» **Exercise**: Lines containing the word "only" are the ones to copy from the records below.

— start —

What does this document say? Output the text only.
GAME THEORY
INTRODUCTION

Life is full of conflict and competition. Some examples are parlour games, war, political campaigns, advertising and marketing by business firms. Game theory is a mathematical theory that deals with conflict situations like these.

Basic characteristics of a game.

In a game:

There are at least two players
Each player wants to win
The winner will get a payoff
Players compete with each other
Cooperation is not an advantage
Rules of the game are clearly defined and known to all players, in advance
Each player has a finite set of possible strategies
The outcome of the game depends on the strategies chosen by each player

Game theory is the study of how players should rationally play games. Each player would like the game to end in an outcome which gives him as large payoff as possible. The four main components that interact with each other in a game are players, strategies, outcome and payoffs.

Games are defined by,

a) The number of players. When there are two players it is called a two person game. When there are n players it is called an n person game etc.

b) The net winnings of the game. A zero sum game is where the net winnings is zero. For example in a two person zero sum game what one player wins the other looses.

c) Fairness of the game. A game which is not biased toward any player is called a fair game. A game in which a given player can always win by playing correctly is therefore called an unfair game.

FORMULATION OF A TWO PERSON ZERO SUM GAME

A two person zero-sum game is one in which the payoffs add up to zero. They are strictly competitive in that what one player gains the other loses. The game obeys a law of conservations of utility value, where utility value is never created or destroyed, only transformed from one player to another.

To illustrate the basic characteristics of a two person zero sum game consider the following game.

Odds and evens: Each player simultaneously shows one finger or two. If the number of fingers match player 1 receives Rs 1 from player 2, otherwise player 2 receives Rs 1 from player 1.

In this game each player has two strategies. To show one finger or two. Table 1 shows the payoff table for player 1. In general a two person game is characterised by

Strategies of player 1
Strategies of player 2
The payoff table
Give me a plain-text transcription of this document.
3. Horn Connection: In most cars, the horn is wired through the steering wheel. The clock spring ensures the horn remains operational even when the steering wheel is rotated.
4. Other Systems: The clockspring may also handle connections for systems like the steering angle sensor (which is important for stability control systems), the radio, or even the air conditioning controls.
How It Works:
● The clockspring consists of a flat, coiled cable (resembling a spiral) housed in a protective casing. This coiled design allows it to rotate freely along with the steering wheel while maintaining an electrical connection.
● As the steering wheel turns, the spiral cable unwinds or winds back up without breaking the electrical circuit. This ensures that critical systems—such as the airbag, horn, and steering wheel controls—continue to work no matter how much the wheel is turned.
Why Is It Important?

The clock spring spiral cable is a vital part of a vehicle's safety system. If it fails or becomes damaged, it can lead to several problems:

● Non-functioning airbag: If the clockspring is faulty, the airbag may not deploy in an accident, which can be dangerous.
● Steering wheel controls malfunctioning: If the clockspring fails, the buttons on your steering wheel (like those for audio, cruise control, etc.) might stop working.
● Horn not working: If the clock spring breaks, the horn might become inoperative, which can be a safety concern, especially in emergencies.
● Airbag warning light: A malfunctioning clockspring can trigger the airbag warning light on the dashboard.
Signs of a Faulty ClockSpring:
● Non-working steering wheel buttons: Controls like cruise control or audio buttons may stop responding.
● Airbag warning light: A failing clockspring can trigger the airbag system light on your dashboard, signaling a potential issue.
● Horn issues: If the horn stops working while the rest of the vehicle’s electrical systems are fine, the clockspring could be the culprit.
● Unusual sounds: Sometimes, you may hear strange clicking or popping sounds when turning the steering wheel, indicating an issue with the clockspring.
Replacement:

— end —

» **Solution for this problem**:
What does this document say? Output the text only.
A two person zero-sum game is one in which the payoffs add up to zero. They are strictly competitive in that what one player gains the other loses. The game obeys a law of conservations of utility value, where utility value is never created or destroyed, only transformed from one player to another.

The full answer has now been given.